_Material for this exercise:_
******************************
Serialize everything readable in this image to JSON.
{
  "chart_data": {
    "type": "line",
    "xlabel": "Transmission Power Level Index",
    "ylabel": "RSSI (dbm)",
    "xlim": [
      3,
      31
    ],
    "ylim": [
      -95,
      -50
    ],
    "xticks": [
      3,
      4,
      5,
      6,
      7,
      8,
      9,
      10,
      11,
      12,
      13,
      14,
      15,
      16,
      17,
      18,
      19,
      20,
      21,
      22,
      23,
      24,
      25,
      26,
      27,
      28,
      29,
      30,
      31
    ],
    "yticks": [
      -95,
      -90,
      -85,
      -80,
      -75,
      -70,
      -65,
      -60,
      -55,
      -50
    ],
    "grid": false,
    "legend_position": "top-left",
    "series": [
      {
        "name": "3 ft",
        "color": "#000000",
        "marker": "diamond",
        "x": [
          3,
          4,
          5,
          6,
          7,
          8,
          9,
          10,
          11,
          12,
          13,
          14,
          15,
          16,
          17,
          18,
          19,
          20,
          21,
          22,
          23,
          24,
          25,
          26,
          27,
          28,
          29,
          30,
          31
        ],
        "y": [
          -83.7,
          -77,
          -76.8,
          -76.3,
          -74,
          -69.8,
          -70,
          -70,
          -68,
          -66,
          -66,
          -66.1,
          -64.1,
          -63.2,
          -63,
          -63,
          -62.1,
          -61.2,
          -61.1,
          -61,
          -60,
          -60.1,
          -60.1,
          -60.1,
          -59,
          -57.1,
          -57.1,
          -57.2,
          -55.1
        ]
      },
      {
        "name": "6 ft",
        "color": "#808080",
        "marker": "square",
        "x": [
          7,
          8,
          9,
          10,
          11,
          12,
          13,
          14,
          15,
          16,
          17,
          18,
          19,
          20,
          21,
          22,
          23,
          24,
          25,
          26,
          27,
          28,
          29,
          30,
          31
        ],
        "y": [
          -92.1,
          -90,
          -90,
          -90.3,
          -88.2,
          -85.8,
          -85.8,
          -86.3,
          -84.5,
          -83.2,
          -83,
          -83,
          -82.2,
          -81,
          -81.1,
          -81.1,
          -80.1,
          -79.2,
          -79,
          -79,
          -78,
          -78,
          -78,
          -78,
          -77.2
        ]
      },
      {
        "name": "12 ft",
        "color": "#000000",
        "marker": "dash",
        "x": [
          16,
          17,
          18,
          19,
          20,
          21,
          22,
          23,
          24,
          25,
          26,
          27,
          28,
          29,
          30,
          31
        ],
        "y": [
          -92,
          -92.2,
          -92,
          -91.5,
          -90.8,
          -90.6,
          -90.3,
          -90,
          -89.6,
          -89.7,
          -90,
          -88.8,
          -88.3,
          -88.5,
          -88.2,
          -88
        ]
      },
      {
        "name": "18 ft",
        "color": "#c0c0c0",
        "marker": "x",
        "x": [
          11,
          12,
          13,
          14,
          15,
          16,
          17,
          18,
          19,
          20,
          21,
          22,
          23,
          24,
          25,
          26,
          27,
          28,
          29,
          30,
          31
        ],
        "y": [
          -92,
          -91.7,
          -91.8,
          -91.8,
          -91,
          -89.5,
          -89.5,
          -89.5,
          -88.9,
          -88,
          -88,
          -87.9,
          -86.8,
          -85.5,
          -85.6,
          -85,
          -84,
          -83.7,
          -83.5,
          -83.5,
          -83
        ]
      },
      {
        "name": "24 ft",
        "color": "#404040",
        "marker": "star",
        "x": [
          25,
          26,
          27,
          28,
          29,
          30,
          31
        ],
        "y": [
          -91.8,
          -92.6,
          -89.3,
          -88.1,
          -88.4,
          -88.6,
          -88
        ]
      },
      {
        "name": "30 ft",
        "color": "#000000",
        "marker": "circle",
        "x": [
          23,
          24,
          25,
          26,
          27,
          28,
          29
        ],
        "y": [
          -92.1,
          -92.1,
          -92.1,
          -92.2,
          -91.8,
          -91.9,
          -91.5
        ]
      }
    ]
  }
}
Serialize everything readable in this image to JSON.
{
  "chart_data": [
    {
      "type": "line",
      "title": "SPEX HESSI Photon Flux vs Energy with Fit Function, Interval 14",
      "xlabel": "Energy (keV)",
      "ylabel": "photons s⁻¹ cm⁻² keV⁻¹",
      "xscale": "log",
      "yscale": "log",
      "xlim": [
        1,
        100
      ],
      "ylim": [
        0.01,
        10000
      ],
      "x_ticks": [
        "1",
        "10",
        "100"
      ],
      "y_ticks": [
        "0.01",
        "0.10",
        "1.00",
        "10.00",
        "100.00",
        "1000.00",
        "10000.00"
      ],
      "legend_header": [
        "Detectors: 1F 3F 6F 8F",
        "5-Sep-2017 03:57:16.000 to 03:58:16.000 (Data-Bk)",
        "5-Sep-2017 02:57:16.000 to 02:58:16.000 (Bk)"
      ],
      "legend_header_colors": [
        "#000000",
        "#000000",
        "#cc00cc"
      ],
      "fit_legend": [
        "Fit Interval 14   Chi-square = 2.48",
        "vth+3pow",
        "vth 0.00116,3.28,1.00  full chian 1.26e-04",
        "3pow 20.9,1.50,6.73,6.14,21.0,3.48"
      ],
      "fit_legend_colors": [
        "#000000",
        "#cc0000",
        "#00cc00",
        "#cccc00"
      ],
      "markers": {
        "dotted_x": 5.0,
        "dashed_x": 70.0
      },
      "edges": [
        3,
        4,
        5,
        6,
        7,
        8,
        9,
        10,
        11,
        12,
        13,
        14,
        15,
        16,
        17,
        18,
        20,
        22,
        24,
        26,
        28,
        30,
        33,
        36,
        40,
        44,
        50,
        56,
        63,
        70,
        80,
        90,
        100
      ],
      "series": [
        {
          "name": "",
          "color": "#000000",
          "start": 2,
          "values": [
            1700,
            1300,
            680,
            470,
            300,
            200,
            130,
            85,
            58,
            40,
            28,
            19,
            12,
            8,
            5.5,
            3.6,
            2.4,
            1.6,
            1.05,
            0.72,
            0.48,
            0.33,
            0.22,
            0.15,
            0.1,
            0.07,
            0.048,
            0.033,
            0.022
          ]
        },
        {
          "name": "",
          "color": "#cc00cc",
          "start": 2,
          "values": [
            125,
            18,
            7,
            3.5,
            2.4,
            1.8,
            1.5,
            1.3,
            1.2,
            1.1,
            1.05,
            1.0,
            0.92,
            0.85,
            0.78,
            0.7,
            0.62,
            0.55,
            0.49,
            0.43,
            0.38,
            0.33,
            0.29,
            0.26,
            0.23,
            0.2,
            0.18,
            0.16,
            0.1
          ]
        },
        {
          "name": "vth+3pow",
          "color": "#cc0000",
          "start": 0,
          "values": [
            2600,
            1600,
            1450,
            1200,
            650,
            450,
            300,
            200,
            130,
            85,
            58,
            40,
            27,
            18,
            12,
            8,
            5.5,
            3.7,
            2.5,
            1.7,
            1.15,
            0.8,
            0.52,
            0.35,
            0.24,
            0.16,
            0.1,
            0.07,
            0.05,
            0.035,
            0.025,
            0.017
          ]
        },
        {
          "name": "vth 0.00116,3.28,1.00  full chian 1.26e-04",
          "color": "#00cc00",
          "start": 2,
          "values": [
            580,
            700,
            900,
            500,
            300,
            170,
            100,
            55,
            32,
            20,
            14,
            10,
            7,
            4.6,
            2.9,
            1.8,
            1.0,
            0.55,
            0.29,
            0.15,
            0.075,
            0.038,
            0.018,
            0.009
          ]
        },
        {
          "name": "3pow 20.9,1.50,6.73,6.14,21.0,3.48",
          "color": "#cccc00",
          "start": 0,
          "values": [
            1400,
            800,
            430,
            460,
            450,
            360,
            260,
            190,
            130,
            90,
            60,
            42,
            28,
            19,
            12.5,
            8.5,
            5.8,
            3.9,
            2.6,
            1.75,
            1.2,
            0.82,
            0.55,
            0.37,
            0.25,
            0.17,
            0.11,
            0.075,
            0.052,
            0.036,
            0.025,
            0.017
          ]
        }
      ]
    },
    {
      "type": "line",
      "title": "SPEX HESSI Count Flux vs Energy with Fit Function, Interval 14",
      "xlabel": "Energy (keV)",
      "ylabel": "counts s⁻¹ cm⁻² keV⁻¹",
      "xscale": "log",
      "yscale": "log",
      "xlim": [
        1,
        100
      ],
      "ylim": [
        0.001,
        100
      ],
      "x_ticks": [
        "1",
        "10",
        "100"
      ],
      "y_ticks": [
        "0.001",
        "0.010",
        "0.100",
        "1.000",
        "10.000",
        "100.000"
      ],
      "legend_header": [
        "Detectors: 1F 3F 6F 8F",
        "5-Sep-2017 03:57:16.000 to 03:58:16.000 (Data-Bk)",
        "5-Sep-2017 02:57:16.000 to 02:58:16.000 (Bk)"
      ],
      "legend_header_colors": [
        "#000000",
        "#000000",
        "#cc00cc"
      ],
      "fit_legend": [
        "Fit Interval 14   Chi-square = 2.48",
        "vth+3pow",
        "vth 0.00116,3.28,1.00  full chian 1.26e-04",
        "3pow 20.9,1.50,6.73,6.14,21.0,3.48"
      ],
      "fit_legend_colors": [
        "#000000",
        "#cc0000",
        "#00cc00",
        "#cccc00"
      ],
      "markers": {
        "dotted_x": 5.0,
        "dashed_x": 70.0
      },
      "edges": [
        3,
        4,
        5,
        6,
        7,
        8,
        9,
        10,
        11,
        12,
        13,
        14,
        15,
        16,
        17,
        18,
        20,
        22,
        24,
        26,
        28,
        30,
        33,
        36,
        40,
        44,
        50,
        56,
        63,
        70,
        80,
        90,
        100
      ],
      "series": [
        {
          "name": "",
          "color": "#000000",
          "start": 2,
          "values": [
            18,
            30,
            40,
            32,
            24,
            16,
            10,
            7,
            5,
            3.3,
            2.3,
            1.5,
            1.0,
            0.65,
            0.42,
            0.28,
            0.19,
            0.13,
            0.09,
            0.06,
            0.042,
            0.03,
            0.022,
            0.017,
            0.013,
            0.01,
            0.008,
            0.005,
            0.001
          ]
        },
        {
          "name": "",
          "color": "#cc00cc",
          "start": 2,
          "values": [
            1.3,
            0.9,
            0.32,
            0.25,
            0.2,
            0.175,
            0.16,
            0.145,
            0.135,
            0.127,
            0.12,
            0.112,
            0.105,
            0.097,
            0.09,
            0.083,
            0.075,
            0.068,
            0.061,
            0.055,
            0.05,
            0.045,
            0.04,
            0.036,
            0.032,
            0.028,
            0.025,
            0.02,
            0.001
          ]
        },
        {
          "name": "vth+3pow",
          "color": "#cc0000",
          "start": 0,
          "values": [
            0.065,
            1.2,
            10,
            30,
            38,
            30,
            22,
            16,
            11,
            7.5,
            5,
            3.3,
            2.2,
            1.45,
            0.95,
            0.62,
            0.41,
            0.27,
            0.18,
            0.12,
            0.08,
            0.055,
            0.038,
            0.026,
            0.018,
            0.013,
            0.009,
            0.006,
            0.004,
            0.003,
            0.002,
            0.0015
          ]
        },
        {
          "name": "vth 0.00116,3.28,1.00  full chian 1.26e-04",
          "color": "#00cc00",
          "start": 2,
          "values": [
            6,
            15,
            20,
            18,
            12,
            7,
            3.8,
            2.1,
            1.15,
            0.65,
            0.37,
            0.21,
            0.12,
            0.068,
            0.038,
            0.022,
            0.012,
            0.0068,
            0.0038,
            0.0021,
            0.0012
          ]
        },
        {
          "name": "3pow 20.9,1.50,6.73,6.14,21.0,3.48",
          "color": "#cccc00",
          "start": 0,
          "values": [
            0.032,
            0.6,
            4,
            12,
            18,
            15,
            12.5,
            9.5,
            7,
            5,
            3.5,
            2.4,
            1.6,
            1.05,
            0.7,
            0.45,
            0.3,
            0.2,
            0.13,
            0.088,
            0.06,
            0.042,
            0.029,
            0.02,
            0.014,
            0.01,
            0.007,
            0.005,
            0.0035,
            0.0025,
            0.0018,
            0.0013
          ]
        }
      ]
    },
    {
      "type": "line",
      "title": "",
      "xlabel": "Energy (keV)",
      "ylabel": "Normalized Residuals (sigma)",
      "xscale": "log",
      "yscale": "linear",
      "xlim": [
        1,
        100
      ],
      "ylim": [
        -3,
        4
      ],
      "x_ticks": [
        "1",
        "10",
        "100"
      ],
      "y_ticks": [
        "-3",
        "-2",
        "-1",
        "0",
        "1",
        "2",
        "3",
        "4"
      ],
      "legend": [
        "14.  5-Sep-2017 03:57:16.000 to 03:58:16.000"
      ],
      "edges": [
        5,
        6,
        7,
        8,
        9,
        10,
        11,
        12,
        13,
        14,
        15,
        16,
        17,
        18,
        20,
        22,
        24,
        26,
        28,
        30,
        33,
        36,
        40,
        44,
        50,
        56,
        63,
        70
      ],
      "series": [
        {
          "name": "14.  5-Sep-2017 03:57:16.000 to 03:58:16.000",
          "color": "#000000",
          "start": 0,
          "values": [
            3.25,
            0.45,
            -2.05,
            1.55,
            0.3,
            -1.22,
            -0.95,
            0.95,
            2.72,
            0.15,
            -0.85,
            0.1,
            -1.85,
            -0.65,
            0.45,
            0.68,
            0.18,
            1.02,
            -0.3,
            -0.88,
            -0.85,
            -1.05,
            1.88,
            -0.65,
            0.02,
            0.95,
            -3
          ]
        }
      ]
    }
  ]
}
******************************
_Exercise instructions:_ In the entries above, find lines with "Function" and copy each.

_Solution to the problem:_
      "title": "SPEX HESSI Photon Flux vs Energy with Fit Function, Interval 14",
      "title": "SPEX HESSI Count Flux vs Energy with Fit Function, Interval 14",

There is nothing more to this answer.